• The problem:
Below is a listing; write it out exactly and drop any images from it.

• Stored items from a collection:
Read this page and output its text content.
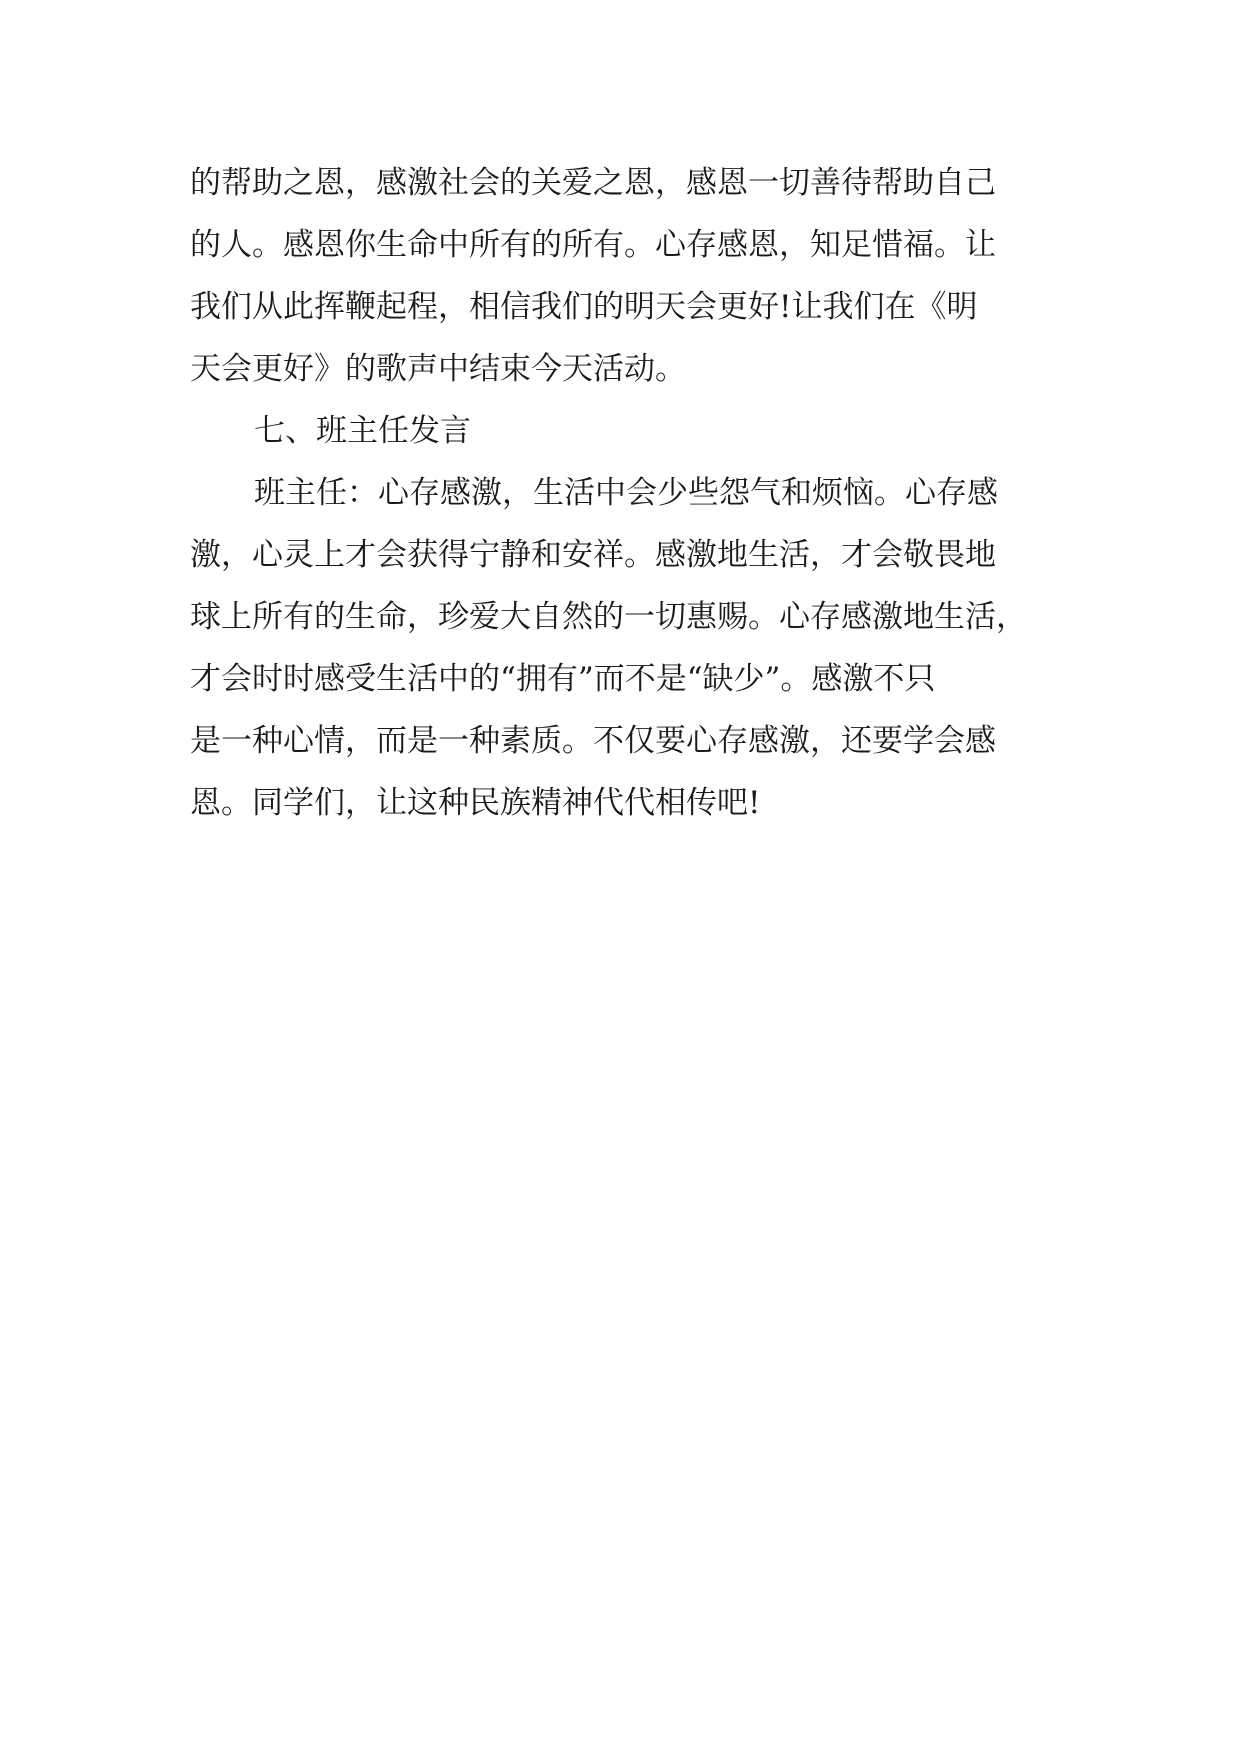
的帮助之恩，感激社会的关爱之恩，感恩一切善待帮助自己
的人。感恩你生命中所有的所有。心存感恩，知足惜福。让
我们从此挥鞭起程，相信我们的明天会更好!让我们在《明
天会更好》的歌声中结束今天活动。
七、班主任发言
班主任：心存感激，生活中会少些怨气和烦恼。心存感
激，心灵上才会获得宁静和安祥。感激地生活，才会敬畏地
球上所有的生命，珍爱大自然的一切惠赐。心存感激地生活，
才会时时感受生活中的“拥有”而不是“缺少”。感激不只
是一种心情，而是一种素质。不仅要心存感激，还要学会感
恩。同学们，让这种民族精神代代相传吧!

• Result of the task:
Read this page and output its text content.
的帮助之恩，感激社会的关爱之恩，感恩一切善待帮助自己
的人。感恩你生命中所有的所有。心存感恩，知足惜福。让
我们从此挥鞭起程，相信我们的明天会更好!让我们在《明
天会更好》的歌声中结束今天活动。
七、班主任发言
班主任：心存感激，生活中会少些怨气和烦恼。心存感
激，心灵上才会获得宁静和安祥。感激地生活，才会敬畏地
球上所有的生命，珍爱大自然的一切惠赐。心存感激地生活，
才会时时感受生活中的“拥有”而不是“缺少”。感激不只
是一种心情，而是一种素质。不仅要心存感激，还要学会感
恩。同学们，让这种民族精神代代相传吧!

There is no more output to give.